[Records from a data collection]
• • •
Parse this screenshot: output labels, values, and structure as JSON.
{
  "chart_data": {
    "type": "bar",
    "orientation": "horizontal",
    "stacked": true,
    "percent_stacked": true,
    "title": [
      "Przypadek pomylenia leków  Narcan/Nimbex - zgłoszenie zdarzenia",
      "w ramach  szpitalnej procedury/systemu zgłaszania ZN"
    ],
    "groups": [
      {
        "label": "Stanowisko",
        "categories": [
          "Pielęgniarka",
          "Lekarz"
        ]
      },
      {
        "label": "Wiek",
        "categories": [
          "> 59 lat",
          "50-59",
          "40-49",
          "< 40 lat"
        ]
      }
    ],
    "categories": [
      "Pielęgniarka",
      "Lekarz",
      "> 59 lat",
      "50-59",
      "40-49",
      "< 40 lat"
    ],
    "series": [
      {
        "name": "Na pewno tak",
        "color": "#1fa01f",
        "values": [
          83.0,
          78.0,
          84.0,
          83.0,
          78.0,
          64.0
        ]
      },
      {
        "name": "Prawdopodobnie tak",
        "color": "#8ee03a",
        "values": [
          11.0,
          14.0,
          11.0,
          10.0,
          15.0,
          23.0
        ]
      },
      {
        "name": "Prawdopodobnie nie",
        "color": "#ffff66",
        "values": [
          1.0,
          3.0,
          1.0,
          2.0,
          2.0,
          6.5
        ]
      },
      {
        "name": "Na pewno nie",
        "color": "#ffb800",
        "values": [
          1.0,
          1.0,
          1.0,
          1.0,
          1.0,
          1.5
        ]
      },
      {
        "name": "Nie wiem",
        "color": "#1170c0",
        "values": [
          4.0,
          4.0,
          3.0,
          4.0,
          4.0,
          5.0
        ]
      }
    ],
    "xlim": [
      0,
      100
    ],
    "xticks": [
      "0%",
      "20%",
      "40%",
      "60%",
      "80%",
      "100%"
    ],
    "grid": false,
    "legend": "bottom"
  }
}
• • •
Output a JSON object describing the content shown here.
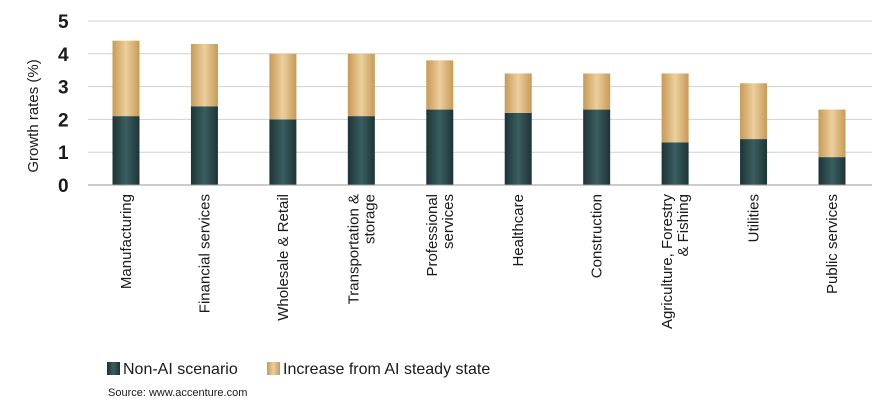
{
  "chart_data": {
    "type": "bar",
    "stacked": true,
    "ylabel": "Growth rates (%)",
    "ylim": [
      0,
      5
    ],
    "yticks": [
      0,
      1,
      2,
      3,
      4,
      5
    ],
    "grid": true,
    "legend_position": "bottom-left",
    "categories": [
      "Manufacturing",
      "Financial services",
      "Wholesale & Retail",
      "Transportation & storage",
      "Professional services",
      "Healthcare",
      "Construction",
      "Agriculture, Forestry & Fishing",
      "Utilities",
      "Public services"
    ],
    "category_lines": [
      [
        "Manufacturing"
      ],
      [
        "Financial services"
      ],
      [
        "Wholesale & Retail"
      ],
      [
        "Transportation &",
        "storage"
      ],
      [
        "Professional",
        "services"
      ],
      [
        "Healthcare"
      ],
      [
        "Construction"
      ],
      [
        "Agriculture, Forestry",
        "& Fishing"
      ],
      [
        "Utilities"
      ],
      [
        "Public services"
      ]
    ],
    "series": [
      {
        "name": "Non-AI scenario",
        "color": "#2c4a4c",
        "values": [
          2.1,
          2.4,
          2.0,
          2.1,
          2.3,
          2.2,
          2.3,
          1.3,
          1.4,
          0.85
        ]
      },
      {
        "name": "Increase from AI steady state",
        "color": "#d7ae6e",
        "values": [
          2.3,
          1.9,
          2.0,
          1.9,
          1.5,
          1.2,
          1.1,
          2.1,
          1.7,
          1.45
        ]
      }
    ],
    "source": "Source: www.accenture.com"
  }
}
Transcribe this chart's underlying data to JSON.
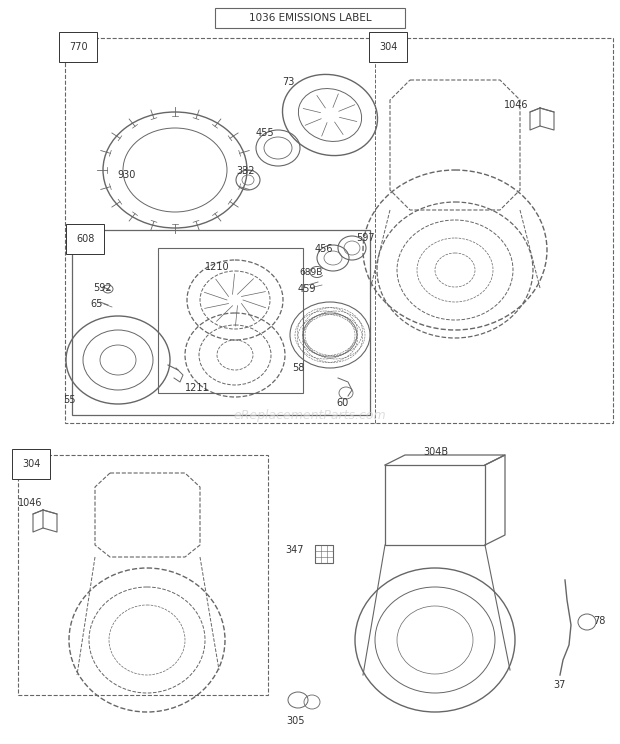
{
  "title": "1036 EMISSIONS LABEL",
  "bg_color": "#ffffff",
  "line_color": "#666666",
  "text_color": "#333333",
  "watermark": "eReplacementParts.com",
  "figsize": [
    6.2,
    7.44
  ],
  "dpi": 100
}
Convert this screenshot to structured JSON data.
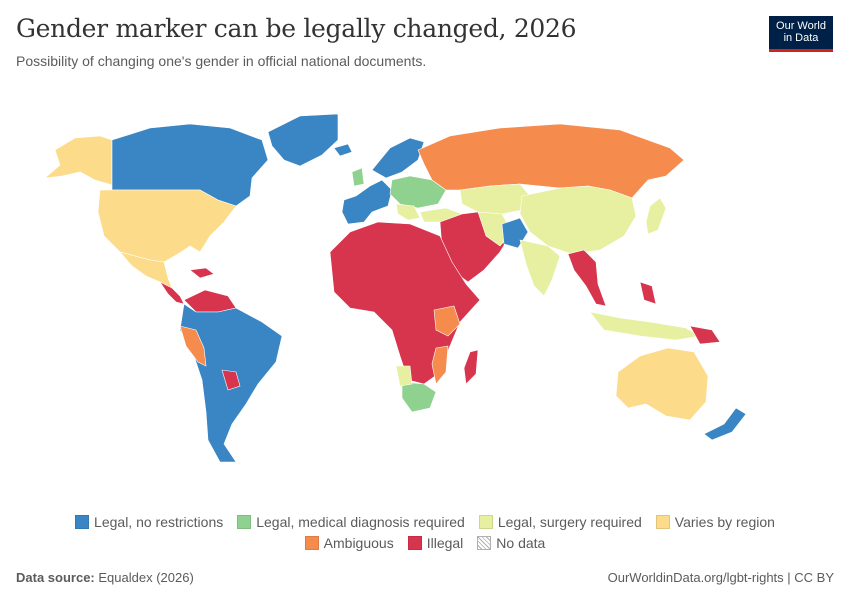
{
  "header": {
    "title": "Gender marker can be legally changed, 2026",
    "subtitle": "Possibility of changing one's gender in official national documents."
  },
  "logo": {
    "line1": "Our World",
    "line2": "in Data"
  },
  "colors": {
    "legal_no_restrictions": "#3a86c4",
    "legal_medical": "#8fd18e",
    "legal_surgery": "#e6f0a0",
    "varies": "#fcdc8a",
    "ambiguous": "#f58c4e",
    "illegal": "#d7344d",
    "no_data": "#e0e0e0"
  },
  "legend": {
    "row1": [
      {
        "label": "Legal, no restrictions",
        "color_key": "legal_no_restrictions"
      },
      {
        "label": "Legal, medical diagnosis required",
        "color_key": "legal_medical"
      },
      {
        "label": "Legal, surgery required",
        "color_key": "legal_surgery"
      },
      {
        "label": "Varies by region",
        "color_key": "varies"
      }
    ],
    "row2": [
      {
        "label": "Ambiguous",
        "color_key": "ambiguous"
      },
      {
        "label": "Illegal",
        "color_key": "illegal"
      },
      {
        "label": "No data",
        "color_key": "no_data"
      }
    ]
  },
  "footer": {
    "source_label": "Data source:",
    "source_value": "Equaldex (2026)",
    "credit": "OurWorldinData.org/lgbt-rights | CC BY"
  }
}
• • •
Lines from the records above that hold "Agriculture" are the ones to list.

      "Agriculture, Forestry & Fishing",
        "Agriculture, Forestry",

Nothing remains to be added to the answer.